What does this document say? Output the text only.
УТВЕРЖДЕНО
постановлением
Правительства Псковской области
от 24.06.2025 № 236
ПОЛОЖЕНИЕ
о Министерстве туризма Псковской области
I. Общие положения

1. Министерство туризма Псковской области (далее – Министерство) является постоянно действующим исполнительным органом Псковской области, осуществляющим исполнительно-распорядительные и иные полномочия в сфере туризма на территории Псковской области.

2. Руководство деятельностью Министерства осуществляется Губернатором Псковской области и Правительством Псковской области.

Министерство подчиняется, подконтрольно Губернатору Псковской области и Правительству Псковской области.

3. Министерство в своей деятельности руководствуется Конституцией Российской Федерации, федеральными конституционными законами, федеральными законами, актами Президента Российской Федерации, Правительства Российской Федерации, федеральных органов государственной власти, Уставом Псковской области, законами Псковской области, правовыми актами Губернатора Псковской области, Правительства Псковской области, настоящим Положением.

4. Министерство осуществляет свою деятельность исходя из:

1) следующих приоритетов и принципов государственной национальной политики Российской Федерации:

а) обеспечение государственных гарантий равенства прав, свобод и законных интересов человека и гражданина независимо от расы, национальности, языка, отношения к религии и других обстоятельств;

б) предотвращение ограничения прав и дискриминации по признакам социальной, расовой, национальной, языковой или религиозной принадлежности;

= = = = =

**What you have to do**
From the listing above, report the number of lines containing the string "туризма", without any accompanying remarks.

**The solution**
2